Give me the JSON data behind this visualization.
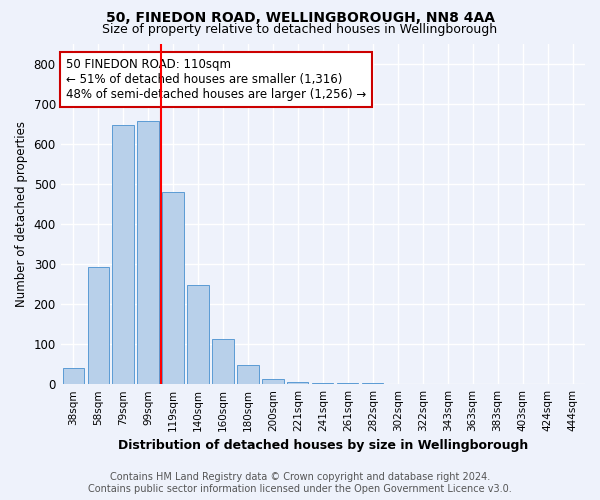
{
  "title_line1": "50, FINEDON ROAD, WELLINGBOROUGH, NN8 4AA",
  "title_line2": "Size of property relative to detached houses in Wellingborough",
  "xlabel": "Distribution of detached houses by size in Wellingborough",
  "ylabel": "Number of detached properties",
  "footer_line1": "Contains HM Land Registry data © Crown copyright and database right 2024.",
  "footer_line2": "Contains public sector information licensed under the Open Government Licence v3.0.",
  "bar_labels": [
    "38sqm",
    "58sqm",
    "79sqm",
    "99sqm",
    "119sqm",
    "140sqm",
    "160sqm",
    "180sqm",
    "200sqm",
    "221sqm",
    "241sqm",
    "261sqm",
    "282sqm",
    "302sqm",
    "322sqm",
    "343sqm",
    "363sqm",
    "383sqm",
    "403sqm",
    "424sqm",
    "444sqm"
  ],
  "bar_values": [
    40,
    293,
    648,
    657,
    480,
    248,
    113,
    47,
    12,
    5,
    3,
    2,
    2,
    1,
    1,
    1,
    1,
    1,
    0,
    1,
    0
  ],
  "bar_color": "#b8d0ea",
  "bar_edge_color": "#5b9bd5",
  "vline_x": 3.5,
  "vline_color": "red",
  "annotation_text": "50 FINEDON ROAD: 110sqm\n← 51% of detached houses are smaller (1,316)\n48% of semi-detached houses are larger (1,256) →",
  "annotation_box_color": "white",
  "annotation_edge_color": "#cc0000",
  "ylim": [
    0,
    850
  ],
  "yticks": [
    0,
    100,
    200,
    300,
    400,
    500,
    600,
    700,
    800
  ],
  "bg_color": "#eef2fb",
  "grid_color": "white",
  "title_fontsize": 10,
  "subtitle_fontsize": 9,
  "annotation_fontsize": 8.5,
  "footer_fontsize": 7,
  "bar_width": 0.85
}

→ YOUR TASK:
Show every line where the string "white" appears.

→ WORKED ANSWER:
  "annotation_box_color": "white",
  "grid_color": "white",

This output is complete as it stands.